PROBLEM
Read the records and write them out again exactly.

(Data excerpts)

_ _ _ _ _

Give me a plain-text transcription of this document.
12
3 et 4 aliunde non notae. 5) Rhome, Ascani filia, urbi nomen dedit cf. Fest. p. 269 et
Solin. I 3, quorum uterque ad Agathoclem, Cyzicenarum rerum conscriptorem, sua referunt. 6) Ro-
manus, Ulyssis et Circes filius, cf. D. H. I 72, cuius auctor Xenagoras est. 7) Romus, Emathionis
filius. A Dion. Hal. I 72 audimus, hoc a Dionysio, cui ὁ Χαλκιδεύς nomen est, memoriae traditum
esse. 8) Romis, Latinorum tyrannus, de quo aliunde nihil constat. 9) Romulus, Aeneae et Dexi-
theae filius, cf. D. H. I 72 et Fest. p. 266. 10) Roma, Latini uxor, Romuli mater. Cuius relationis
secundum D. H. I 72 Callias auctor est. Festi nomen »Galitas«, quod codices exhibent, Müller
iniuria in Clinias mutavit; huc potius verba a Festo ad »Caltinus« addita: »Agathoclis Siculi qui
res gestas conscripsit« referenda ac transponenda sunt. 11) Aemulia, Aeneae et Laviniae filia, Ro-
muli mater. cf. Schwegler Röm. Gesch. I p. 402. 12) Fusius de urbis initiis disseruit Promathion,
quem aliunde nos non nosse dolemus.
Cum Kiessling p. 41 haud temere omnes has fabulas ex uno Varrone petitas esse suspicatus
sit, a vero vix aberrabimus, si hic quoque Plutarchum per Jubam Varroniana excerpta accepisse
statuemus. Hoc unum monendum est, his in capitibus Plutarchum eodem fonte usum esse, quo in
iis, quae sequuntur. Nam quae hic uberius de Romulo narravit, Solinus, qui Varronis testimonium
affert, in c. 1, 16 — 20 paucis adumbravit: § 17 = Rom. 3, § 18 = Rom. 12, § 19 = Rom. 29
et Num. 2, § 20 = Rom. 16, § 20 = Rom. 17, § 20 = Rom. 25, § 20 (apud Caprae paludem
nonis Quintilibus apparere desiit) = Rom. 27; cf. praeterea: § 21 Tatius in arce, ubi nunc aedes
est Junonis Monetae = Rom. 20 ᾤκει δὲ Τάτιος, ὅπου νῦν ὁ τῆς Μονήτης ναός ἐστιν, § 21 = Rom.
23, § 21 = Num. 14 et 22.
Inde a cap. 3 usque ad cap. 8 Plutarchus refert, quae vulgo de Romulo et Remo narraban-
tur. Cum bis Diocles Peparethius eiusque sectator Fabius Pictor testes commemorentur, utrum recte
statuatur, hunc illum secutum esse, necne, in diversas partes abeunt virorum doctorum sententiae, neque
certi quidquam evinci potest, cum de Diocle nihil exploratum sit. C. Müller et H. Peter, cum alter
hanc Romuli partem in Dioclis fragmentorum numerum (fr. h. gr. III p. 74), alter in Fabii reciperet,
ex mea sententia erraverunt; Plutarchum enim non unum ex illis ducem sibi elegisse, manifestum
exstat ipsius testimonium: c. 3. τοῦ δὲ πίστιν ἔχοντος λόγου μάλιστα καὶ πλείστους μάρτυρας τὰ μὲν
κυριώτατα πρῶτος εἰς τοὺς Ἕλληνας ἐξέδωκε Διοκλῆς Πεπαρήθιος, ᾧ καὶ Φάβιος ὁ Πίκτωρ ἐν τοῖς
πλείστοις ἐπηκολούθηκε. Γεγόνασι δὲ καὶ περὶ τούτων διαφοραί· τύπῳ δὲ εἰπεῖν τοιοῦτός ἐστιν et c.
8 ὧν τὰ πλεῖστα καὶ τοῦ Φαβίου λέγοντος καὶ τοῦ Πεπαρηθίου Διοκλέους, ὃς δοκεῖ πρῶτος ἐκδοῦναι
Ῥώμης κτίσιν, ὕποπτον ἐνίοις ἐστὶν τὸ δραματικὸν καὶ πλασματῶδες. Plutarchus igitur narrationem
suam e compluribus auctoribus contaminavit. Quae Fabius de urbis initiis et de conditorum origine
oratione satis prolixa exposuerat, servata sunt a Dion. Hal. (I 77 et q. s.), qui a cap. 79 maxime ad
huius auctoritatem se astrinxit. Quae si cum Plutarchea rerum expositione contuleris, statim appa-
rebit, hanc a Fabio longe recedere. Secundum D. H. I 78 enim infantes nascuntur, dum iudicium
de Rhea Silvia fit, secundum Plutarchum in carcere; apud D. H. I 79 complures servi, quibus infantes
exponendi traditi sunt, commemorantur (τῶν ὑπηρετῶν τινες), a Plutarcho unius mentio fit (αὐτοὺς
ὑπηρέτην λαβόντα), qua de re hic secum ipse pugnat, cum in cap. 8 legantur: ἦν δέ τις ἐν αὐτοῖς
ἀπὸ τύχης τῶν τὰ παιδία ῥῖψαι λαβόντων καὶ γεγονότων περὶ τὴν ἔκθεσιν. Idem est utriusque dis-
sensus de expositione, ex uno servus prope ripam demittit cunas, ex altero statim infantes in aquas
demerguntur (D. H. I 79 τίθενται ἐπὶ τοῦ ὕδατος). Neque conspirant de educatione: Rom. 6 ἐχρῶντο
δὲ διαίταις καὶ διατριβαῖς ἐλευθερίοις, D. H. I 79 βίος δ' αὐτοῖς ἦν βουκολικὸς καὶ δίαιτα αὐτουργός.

_ _ _ _ _

SOLUTION TO THE PROBLEM
Give me a plain-text transcription of this document.
12
3 et 4 aliunde non notae. 5) Rhome, Ascani filia, urbi nomen dedit cf. Fest. p. 269 et
Solin. I 3, quorum uterque ad Agathoclem, Cyzicenarum rerum conscriptorem, sua referunt. 6) Ro-
manus, Ulyssis et Circes filius, cf. D. H. I 72, cuius auctor Xenagoras est. 7) Romus, Emathionis
filius. A Dion. Hal. I 72 audimus, hoc a Dionysio, cui ὁ Χαλκιδεύς nomen est, memoriae traditum
esse. 8) Romis, Latinorum tyrannus, de quo aliunde nihil constat. 9) Romulus, Aeneae et Dexi-
theae filius, cf. D. H. I 72 et Fest. p. 266. 10) Roma, Latini uxor, Romuli mater. Cuius relationis
secundum D. H. I 72 Callias auctor est. Festi nomen »Galitas«, quod codices exhibent, Müller
iniuria in Clinias mutavit; huc potius verba a Festo ad »Caltinus« addita: »Agathoclis Siculi qui
res gestas conscripsit« referenda ac transponenda sunt. 11) Aemulia, Aeneae et Laviniae filia, Ro-
muli mater. cf. Schwegler Röm. Gesch. I p. 402. 12) Fusius de urbis initiis disseruit Promathion,
quem aliunde nos non nosse dolemus.
Cum Kiessling p. 41 haud temere omnes has fabulas ex uno Varrone petitas esse suspicatus
sit, a vero vix aberrabimus, si hic quoque Plutarchum per Jubam Varroniana excerpta accepisse
statuemus. Hoc unum monendum est, his in capitibus Plutarchum eodem fonte usum esse, quo in
iis, quae sequuntur. Nam quae hic uberius de Romulo narravit, Solinus, qui Varronis testimonium
affert, in c. 1, 16 — 20 paucis adumbravit: § 17 = Rom. 3, § 18 = Rom. 12, § 19 = Rom. 29
et Num. 2, § 20 = Rom. 16, § 20 = Rom. 17, § 20 = Rom. 25, § 20 (apud Caprae paludem
nonis Quintilibus apparere desiit) = Rom. 27; cf. praeterea: § 21 Tatius in arce, ubi nunc aedes
est Junonis Monetae = Rom. 20 ᾤκει δὲ Τάτιος, ὅπου νῦν ὁ τῆς Μονήτης ναός ἐστιν, § 21 = Rom.
23, § 21 = Num. 14 et 22.
Inde a cap. 3 usque ad cap. 8 Plutarchus refert, quae vulgo de Romulo et Remo narraban-
tur. Cum bis Diocles Peparethius eiusque sectator Fabius Pictor testes commemorentur, utrum recte
statuatur, hunc illum secutum esse, necne, in diversas partes abeunt virorum doctorum sententiae, neque
certi quidquam evinci potest, cum de Diocle nihil exploratum sit. C. Müller et H. Peter, cum alter
hanc Romuli partem in Dioclis fragmentorum numerum (fr. h. gr. III p. 74), alter in Fabii reciperet,
ex mea sententia erraverunt; Plutarchum enim non unum ex illis ducem sibi elegisse, manifestum
exstat ipsius testimonium: c. 3. τοῦ δὲ πίστιν ἔχοντος λόγου μάλιστα καὶ πλείστους μάρτυρας τὰ μὲν
κυριώτατα πρῶτος εἰς τοὺς Ἕλληνας ἐξέδωκε Διοκλῆς Πεπαρήθιος, ᾧ καὶ Φάβιος ὁ Πίκτωρ ἐν τοῖς
πλείστοις ἐπηκολούθηκε. Γεγόνασι δὲ καὶ περὶ τούτων διαφοραί· τύπῳ δὲ εἰπεῖν τοιοῦτός ἐστιν et c.
8 ὧν τὰ πλεῖστα καὶ τοῦ Φαβίου λέγοντος καὶ τοῦ Πεπαρηθίου Διοκλέους, ὃς δοκεῖ πρῶτος ἐκδοῦναι
Ῥώμης κτίσιν, ὕποπτον ἐνίοις ἐστὶν τὸ δραματικὸν καὶ πλασματῶδες. Plutarchus igitur narrationem
suam e compluribus auctoribus contaminavit. Quae Fabius de urbis initiis et de conditorum origine
oratione satis prolixa exposuerat, servata sunt a Dion. Hal. (I 77 et q. s.), qui a cap. 79 maxime ad
huius auctoritatem se astrinxit. Quae si cum Plutarchea rerum expositione contuleris, statim appa-
rebit, hanc a Fabio longe recedere. Secundum D. H. I 78 enim infantes nascuntur, dum iudicium
de Rhea Silvia fit, secundum Plutarchum in carcere; apud D. H. I 79 complures servi, quibus infantes
exponendi traditi sunt, commemorantur (τῶν ὑπηρετῶν τινες), a Plutarcho unius mentio fit (αὐτοὺς
ὑπηρέτην λαβόντα), qua de re hic secum ipse pugnat, cum in cap. 8 legantur: ἦν δέ τις ἐν αὐτοῖς
ἀπὸ τύχης τῶν τὰ παιδία ῥῖψαι λαβόντων καὶ γεγονότων περὶ τὴν ἔκθεσιν. Idem est utriusque dis-
sensus de expositione, ex uno servus prope ripam demittit cunas, ex altero statim infantes in aquas
demerguntur (D. H. I 79 τίθενται ἐπὶ τοῦ ὕδατος). Neque conspirant de educatione: Rom. 6 ἐχρῶντο
δὲ διαίταις καὶ διατριβαῖς ἐλευθερίοις, D. H. I 79 βίος δ' αὐτοῖς ἦν βουκολικὸς καὶ δίαιτα αὐτουργός.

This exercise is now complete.